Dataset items
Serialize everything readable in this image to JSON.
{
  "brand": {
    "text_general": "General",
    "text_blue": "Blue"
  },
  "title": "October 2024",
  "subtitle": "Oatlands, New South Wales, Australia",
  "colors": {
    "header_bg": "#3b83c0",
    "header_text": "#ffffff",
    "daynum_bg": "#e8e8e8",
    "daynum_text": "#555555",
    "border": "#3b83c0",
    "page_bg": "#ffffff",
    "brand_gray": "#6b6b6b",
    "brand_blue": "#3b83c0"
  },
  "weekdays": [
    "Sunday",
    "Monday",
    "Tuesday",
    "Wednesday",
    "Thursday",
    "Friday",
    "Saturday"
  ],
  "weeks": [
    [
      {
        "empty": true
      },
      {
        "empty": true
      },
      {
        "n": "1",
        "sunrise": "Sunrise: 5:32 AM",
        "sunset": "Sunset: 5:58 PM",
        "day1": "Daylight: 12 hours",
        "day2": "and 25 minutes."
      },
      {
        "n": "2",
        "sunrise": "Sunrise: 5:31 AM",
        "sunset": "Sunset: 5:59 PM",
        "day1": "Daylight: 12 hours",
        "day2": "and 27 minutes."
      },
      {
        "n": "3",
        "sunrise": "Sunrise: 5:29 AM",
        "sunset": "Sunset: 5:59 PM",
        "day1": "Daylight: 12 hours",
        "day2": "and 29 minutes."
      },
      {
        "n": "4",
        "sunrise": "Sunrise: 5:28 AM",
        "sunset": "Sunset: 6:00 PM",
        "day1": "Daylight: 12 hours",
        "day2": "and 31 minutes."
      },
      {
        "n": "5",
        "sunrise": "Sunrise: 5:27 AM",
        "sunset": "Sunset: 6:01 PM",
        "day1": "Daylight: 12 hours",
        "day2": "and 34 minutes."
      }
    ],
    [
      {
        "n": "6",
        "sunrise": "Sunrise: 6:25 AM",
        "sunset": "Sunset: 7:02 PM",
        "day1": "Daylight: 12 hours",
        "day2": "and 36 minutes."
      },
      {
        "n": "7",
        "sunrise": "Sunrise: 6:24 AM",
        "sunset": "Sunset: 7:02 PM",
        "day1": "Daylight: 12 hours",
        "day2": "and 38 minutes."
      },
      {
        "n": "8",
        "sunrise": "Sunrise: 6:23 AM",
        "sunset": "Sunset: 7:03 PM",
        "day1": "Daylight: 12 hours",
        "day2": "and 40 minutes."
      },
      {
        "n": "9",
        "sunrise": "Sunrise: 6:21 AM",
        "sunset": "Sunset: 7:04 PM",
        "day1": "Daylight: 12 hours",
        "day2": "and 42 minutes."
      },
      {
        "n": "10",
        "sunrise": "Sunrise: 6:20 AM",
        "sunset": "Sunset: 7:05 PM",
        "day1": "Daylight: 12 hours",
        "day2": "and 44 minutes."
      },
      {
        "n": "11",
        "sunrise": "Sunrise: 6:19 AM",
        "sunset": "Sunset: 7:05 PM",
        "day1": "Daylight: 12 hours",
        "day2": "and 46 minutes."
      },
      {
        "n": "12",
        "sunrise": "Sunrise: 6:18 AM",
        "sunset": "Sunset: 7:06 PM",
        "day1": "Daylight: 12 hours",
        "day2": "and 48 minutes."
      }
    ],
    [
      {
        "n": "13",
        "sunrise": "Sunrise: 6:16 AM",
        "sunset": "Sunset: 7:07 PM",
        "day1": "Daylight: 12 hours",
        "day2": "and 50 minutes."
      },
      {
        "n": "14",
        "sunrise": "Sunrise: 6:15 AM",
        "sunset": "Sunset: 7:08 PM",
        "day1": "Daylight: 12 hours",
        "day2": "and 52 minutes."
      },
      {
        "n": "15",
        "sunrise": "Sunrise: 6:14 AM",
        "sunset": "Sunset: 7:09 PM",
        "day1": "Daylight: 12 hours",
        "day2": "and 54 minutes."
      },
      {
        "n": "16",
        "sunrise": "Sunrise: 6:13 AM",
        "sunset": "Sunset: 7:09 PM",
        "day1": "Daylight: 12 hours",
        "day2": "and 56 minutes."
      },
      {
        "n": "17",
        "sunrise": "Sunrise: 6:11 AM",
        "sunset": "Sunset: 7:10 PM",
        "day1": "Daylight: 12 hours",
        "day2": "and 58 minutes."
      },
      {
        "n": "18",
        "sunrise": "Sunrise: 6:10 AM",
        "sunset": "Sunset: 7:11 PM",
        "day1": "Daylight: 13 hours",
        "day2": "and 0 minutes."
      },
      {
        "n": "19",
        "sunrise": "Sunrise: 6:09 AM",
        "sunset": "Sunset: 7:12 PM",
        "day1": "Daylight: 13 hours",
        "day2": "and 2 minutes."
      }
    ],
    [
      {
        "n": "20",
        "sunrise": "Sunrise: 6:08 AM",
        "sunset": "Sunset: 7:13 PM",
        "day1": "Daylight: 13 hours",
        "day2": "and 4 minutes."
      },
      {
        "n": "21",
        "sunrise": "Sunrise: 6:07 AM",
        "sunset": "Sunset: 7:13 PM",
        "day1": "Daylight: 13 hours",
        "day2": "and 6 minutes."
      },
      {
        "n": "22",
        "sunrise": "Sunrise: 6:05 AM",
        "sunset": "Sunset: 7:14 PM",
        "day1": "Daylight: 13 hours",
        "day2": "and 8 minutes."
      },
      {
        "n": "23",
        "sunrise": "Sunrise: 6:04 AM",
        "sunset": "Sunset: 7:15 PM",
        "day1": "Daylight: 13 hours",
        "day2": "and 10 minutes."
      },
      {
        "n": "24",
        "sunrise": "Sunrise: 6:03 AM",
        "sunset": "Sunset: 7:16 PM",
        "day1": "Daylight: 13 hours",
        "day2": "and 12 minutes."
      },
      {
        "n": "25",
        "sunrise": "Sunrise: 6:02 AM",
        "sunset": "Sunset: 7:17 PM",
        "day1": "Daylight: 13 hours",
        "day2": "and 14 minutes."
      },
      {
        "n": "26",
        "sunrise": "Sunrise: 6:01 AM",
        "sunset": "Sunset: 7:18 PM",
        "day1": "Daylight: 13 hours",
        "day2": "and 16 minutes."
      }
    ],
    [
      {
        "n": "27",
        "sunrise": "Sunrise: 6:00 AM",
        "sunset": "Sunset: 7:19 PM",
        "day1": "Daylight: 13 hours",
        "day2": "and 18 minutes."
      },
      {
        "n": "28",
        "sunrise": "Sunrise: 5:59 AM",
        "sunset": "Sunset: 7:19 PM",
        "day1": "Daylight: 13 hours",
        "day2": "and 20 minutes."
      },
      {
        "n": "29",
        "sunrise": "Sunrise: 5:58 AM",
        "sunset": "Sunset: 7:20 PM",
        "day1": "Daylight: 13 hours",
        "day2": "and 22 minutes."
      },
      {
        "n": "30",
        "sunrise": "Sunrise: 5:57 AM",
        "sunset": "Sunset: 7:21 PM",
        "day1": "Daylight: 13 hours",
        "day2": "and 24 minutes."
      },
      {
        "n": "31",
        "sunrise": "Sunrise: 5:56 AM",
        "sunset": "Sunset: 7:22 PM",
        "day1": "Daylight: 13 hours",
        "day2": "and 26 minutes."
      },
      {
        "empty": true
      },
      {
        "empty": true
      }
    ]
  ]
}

§ **Aim**
Extract every entry above as it appears.

§ **Worked solution**
Serialize everything readable in this image to JSON.
{
  "brand": {
    "text_general": "General",
    "text_blue": "Blue"
  },
  "title": "October 2024",
  "subtitle": "Oatlands, New South Wales, Australia",
  "colors": {
    "header_bg": "#3b83c0",
    "header_text": "#ffffff",
    "daynum_bg": "#e8e8e8",
    "daynum_text": "#555555",
    "border": "#3b83c0",
    "page_bg": "#ffffff",
    "brand_gray": "#6b6b6b",
    "brand_blue": "#3b83c0"
  },
  "weekdays": [
    "Sunday",
    "Monday",
    "Tuesday",
    "Wednesday",
    "Thursday",
    "Friday",
    "Saturday"
  ],
  "weeks": [
    [
      {
        "empty": true
      },
      {
        "empty": true
      },
      {
        "n": "1",
        "sunrise": "Sunrise: 5:32 AM",
        "sunset": "Sunset: 5:58 PM",
        "day1": "Daylight: 12 hours",
        "day2": "and 25 minutes."
      },
      {
        "n": "2",
        "sunrise": "Sunrise: 5:31 AM",
        "sunset": "Sunset: 5:59 PM",
        "day1": "Daylight: 12 hours",
        "day2": "and 27 minutes."
      },
      {
        "n": "3",
        "sunrise": "Sunrise: 5:29 AM",
        "sunset": "Sunset: 5:59 PM",
        "day1": "Daylight: 12 hours",
        "day2": "and 29 minutes."
      },
      {
        "n": "4",
        "sunrise": "Sunrise: 5:28 AM",
        "sunset": "Sunset: 6:00 PM",
        "day1": "Daylight: 12 hours",
        "day2": "and 31 minutes."
      },
      {
        "n": "5",
        "sunrise": "Sunrise: 5:27 AM",
        "sunset": "Sunset: 6:01 PM",
        "day1": "Daylight: 12 hours",
        "day2": "and 34 minutes."
      }
    ],
    [
      {
        "n": "6",
        "sunrise": "Sunrise: 6:25 AM",
        "sunset": "Sunset: 7:02 PM",
        "day1": "Daylight: 12 hours",
        "day2": "and 36 minutes."
      },
      {
        "n": "7",
        "sunrise": "Sunrise: 6:24 AM",
        "sunset": "Sunset: 7:02 PM",
        "day1": "Daylight: 12 hours",
        "day2": "and 38 minutes."
      },
      {
        "n": "8",
        "sunrise": "Sunrise: 6:23 AM",
        "sunset": "Sunset: 7:03 PM",
        "day1": "Daylight: 12 hours",
        "day2": "and 40 minutes."
      },
      {
        "n": "9",
        "sunrise": "Sunrise: 6:21 AM",
        "sunset": "Sunset: 7:04 PM",
        "day1": "Daylight: 12 hours",
        "day2": "and 42 minutes."
      },
      {
        "n": "10",
        "sunrise": "Sunrise: 6:20 AM",
        "sunset": "Sunset: 7:05 PM",
        "day1": "Daylight: 12 hours",
        "day2": "and 44 minutes."
      },
      {
        "n": "11",
        "sunrise": "Sunrise: 6:19 AM",
        "sunset": "Sunset: 7:05 PM",
        "day1": "Daylight: 12 hours",
        "day2": "and 46 minutes."
      },
      {
        "n": "12",
        "sunrise": "Sunrise: 6:18 AM",
        "sunset": "Sunset: 7:06 PM",
        "day1": "Daylight: 12 hours",
        "day2": "and 48 minutes."
      }
    ],
    [
      {
        "n": "13",
        "sunrise": "Sunrise: 6:16 AM",
        "sunset": "Sunset: 7:07 PM",
        "day1": "Daylight: 12 hours",
        "day2": "and 50 minutes."
      },
      {
        "n": "14",
        "sunrise": "Sunrise: 6:15 AM",
        "sunset": "Sunset: 7:08 PM",
        "day1": "Daylight: 12 hours",
        "day2": "and 52 minutes."
      },
      {
        "n": "15",
        "sunrise": "Sunrise: 6:14 AM",
        "sunset": "Sunset: 7:09 PM",
        "day1": "Daylight: 12 hours",
        "day2": "and 54 minutes."
      },
      {
        "n": "16",
        "sunrise": "Sunrise: 6:13 AM",
        "sunset": "Sunset: 7:09 PM",
        "day1": "Daylight: 12 hours",
        "day2": "and 56 minutes."
      },
      {
        "n": "17",
        "sunrise": "Sunrise: 6:11 AM",
        "sunset": "Sunset: 7:10 PM",
        "day1": "Daylight: 12 hours",
        "day2": "and 58 minutes."
      },
      {
        "n": "18",
        "sunrise": "Sunrise: 6:10 AM",
        "sunset": "Sunset: 7:11 PM",
        "day1": "Daylight: 13 hours",
        "day2": "and 0 minutes."
      },
      {
        "n": "19",
        "sunrise": "Sunrise: 6:09 AM",
        "sunset": "Sunset: 7:12 PM",
        "day1": "Daylight: 13 hours",
        "day2": "and 2 minutes."
      }
    ],
    [
      {
        "n": "20",
        "sunrise": "Sunrise: 6:08 AM",
        "sunset": "Sunset: 7:13 PM",
        "day1": "Daylight: 13 hours",
        "day2": "and 4 minutes."
      },
      {
        "n": "21",
        "sunrise": "Sunrise: 6:07 AM",
        "sunset": "Sunset: 7:13 PM",
        "day1": "Daylight: 13 hours",
        "day2": "and 6 minutes."
      },
      {
        "n": "22",
        "sunrise": "Sunrise: 6:05 AM",
        "sunset": "Sunset: 7:14 PM",
        "day1": "Daylight: 13 hours",
        "day2": "and 8 minutes."
      },
      {
        "n": "23",
        "sunrise": "Sunrise: 6:04 AM",
        "sunset": "Sunset: 7:15 PM",
        "day1": "Daylight: 13 hours",
        "day2": "and 10 minutes."
      },
      {
        "n": "24",
        "sunrise": "Sunrise: 6:03 AM",
        "sunset": "Sunset: 7:16 PM",
        "day1": "Daylight: 13 hours",
        "day2": "and 12 minutes."
      },
      {
        "n": "25",
        "sunrise": "Sunrise: 6:02 AM",
        "sunset": "Sunset: 7:17 PM",
        "day1": "Daylight: 13 hours",
        "day2": "and 14 minutes."
      },
      {
        "n": "26",
        "sunrise": "Sunrise: 6:01 AM",
        "sunset": "Sunset: 7:18 PM",
        "day1": "Daylight: 13 hours",
        "day2": "and 16 minutes."
      }
    ],
    [
      {
        "n": "27",
        "sunrise": "Sunrise: 6:00 AM",
        "sunset": "Sunset: 7:19 PM",
        "day1": "Daylight: 13 hours",
        "day2": "and 18 minutes."
      },
      {
        "n": "28",
        "sunrise": "Sunrise: 5:59 AM",
        "sunset": "Sunset: 7:19 PM",
        "day1": "Daylight: 13 hours",
        "day2": "and 20 minutes."
      },
      {
        "n": "29",
        "sunrise": "Sunrise: 5:58 AM",
        "sunset": "Sunset: 7:20 PM",
        "day1": "Daylight: 13 hours",
        "day2": "and 22 minutes."
      },
      {
        "n": "30",
        "sunrise": "Sunrise: 5:57 AM",
        "sunset": "Sunset: 7:21 PM",
        "day1": "Daylight: 13 hours",
        "day2": "and 24 minutes."
      },
      {
        "n": "31",
        "sunrise": "Sunrise: 5:56 AM",
        "sunset": "Sunset: 7:22 PM",
        "day1": "Daylight: 13 hours",
        "day2": "and 26 minutes."
      },
      {
        "empty": true
      },
      {
        "empty": true
      }
    ]
  ]
}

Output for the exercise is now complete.